Items from a data source
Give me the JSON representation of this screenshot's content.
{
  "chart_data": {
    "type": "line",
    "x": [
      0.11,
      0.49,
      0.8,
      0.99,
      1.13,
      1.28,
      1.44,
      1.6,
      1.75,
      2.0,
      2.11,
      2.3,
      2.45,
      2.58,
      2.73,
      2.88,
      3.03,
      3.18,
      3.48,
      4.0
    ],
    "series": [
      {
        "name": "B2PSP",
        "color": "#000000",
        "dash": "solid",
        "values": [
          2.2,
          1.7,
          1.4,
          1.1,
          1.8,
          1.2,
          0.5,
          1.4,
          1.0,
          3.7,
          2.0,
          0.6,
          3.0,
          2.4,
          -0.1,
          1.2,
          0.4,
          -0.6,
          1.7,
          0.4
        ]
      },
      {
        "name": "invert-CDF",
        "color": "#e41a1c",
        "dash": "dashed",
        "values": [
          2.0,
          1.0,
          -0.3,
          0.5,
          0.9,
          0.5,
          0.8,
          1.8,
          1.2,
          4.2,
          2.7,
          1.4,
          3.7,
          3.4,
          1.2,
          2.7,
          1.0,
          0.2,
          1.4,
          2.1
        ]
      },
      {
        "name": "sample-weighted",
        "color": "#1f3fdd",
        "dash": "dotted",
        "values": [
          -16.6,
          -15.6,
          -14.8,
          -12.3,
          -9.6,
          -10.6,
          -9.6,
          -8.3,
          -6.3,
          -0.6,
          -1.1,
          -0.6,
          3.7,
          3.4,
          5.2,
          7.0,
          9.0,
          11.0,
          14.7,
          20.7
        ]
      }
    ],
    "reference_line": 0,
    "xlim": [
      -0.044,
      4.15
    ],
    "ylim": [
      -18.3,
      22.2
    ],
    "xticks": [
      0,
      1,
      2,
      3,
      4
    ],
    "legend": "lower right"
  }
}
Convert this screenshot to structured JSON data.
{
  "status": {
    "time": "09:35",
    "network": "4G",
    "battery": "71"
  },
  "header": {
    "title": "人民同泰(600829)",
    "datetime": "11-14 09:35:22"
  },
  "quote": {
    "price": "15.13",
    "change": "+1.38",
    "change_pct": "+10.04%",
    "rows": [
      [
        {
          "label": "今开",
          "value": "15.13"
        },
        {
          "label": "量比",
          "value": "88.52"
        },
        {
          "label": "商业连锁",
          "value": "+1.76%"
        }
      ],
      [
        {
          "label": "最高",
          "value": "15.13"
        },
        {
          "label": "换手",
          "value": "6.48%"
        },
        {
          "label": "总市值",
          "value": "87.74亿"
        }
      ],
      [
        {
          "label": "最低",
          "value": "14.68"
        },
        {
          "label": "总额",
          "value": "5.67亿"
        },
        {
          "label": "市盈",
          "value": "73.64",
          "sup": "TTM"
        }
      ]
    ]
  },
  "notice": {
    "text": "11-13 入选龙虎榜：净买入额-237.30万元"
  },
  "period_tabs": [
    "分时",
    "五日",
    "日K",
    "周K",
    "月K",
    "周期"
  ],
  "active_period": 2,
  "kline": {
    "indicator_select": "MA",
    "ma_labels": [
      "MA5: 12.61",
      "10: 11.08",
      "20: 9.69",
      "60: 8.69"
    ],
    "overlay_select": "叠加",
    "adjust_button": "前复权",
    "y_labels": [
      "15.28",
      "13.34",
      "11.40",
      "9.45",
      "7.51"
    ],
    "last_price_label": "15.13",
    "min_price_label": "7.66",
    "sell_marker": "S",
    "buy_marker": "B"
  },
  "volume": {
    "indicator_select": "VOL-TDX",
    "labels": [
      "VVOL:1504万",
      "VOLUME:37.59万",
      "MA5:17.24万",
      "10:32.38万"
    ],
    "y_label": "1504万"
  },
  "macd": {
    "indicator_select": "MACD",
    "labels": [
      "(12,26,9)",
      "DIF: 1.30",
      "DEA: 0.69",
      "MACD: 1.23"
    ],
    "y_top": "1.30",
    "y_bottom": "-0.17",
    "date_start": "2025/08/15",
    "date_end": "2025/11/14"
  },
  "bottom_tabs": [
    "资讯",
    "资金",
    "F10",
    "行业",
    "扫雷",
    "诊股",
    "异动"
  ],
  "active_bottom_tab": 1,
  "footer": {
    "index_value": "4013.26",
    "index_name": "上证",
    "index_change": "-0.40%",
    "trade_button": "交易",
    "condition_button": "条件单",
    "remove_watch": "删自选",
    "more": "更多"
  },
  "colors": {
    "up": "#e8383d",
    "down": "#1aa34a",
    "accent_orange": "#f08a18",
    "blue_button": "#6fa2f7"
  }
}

- **Instruction**
The records above are to be copied in full, exactly as written.

- **Correct result**
Give me the JSON representation of this screenshot's content.
{
  "chart_data": {
    "type": "line",
    "x": [
      0.11,
      0.49,
      0.8,
      0.99,
      1.13,
      1.28,
      1.44,
      1.6,
      1.75,
      2.0,
      2.11,
      2.3,
      2.45,
      2.58,
      2.73,
      2.88,
      3.03,
      3.18,
      3.48,
      4.0
    ],
    "series": [
      {
        "name": "B2PSP",
        "color": "#000000",
        "dash": "solid",
        "values": [
          2.2,
          1.7,
          1.4,
          1.1,
          1.8,
          1.2,
          0.5,
          1.4,
          1.0,
          3.7,
          2.0,
          0.6,
          3.0,
          2.4,
          -0.1,
          1.2,
          0.4,
          -0.6,
          1.7,
          0.4
        ]
      },
      {
        "name": "invert-CDF",
        "color": "#e41a1c",
        "dash": "dashed",
        "values": [
          2.0,
          1.0,
          -0.3,
          0.5,
          0.9,
          0.5,
          0.8,
          1.8,
          1.2,
          4.2,
          2.7,
          1.4,
          3.7,
          3.4,
          1.2,
          2.7,
          1.0,
          0.2,
          1.4,
          2.1
        ]
      },
      {
        "name": "sample-weighted",
        "color": "#1f3fdd",
        "dash": "dotted",
        "values": [
          -16.6,
          -15.6,
          -14.8,
          -12.3,
          -9.6,
          -10.6,
          -9.6,
          -8.3,
          -6.3,
          -0.6,
          -1.1,
          -0.6,
          3.7,
          3.4,
          5.2,
          7.0,
          9.0,
          11.0,
          14.7,
          20.7
        ]
      }
    ],
    "reference_line": 0,
    "xlim": [
      -0.044,
      4.15
    ],
    "ylim": [
      -18.3,
      22.2
    ],
    "xticks": [
      0,
      1,
      2,
      3,
      4
    ],
    "legend": "lower right"
  }
}
Convert this screenshot to structured JSON data.
{
  "status": {
    "time": "09:35",
    "network": "4G",
    "battery": "71"
  },
  "header": {
    "title": "人民同泰(600829)",
    "datetime": "11-14 09:35:22"
  },
  "quote": {
    "price": "15.13",
    "change": "+1.38",
    "change_pct": "+10.04%",
    "rows": [
      [
        {
          "label": "今开",
          "value": "15.13"
        },
        {
          "label": "量比",
          "value": "88.52"
        },
        {
          "label": "商业连锁",
          "value": "+1.76%"
        }
      ],
      [
        {
          "label": "最高",
          "value": "15.13"
        },
        {
          "label": "换手",
          "value": "6.48%"
        },
        {
          "label": "总市值",
          "value": "87.74亿"
        }
      ],
      [
        {
          "label": "最低",
          "value": "14.68"
        },
        {
          "label": "总额",
          "value": "5.67亿"
        },
        {
          "label": "市盈",
          "value": "73.64",
          "sup": "TTM"
        }
      ]
    ]
  },
  "notice": {
    "text": "11-13 入选龙虎榜：净买入额-237.30万元"
  },
  "period_tabs": [
    "分时",
    "五日",
    "日K",
    "周K",
    "月K",
    "周期"
  ],
  "active_period": 2,
  "kline": {
    "indicator_select": "MA",
    "ma_labels": [
      "MA5: 12.61",
      "10: 11.08",
      "20: 9.69",
      "60: 8.69"
    ],
    "overlay_select": "叠加",
    "adjust_button": "前复权",
    "y_labels": [
      "15.28",
      "13.34",
      "11.40",
      "9.45",
      "7.51"
    ],
    "last_price_label": "15.13",
    "min_price_label": "7.66",
    "sell_marker": "S",
    "buy_marker": "B"
  },
  "volume": {
    "indicator_select": "VOL-TDX",
    "labels": [
      "VVOL:1504万",
      "VOLUME:37.59万",
      "MA5:17.24万",
      "10:32.38万"
    ],
    "y_label": "1504万"
  },
  "macd": {
    "indicator_select": "MACD",
    "labels": [
      "(12,26,9)",
      "DIF: 1.30",
      "DEA: 0.69",
      "MACD: 1.23"
    ],
    "y_top": "1.30",
    "y_bottom": "-0.17",
    "date_start": "2025/08/15",
    "date_end": "2025/11/14"
  },
  "bottom_tabs": [
    "资讯",
    "资金",
    "F10",
    "行业",
    "扫雷",
    "诊股",
    "异动"
  ],
  "active_bottom_tab": 1,
  "footer": {
    "index_value": "4013.26",
    "index_name": "上证",
    "index_change": "-0.40%",
    "trade_button": "交易",
    "condition_button": "条件单",
    "remove_watch": "删自选",
    "more": "更多"
  },
  "colors": {
    "up": "#e8383d",
    "down": "#1aa34a",
    "accent_orange": "#f08a18",
    "blue_button": "#6fa2f7"
  }
}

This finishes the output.